**Written request:**
Wherever a line in the data below holds "incidents", copy that line.

--- BEGIN Data for the task ---

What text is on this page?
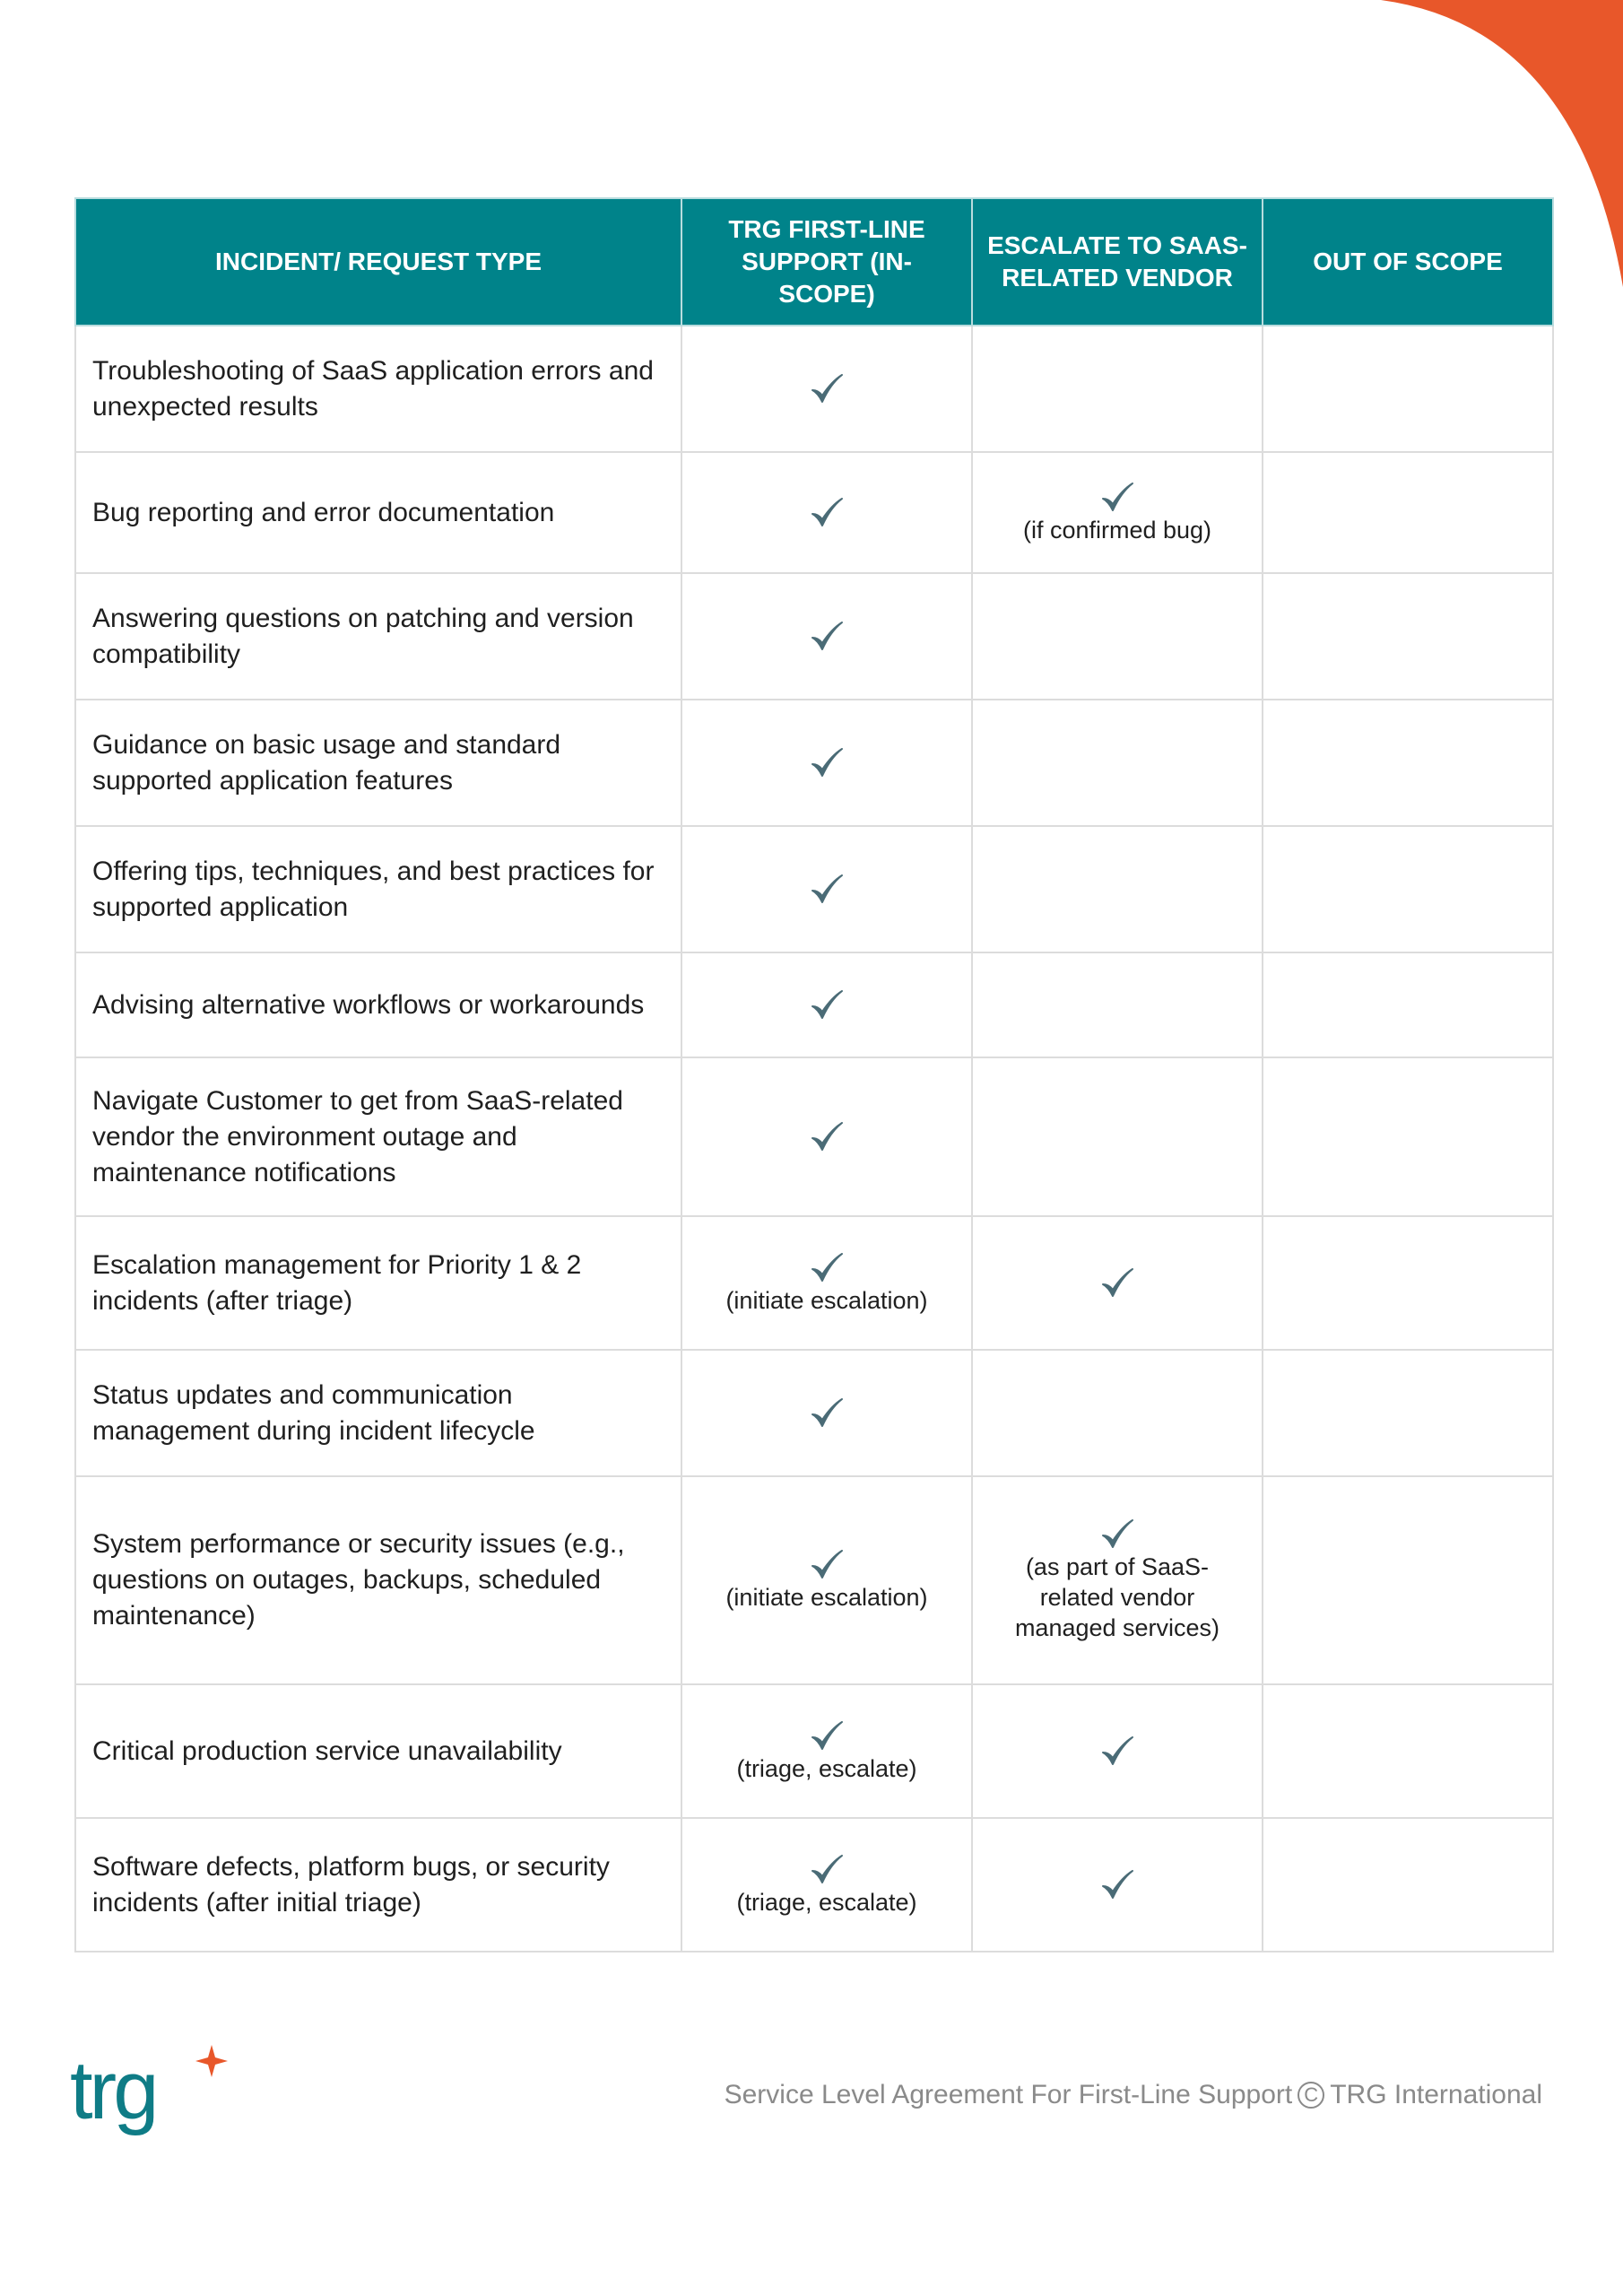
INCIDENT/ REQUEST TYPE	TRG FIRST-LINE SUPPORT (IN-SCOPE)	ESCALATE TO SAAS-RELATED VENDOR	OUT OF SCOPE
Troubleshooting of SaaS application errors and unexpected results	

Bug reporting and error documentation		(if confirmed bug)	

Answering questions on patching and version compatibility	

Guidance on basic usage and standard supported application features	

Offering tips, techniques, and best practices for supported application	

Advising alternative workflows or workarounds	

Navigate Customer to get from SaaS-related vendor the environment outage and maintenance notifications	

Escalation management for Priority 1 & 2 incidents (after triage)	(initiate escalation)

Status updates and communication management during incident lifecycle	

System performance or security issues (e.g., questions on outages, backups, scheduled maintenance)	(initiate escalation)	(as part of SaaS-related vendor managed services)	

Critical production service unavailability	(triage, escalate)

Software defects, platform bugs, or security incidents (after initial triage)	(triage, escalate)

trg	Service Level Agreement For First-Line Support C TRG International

--- END Data for the task ---

**Correct answer:**
Escalation management for Priority 1 & 2 incidents (after triage)	(initiate escalation)
Software defects, platform bugs, or security incidents (after initial triage)	(triage, escalate)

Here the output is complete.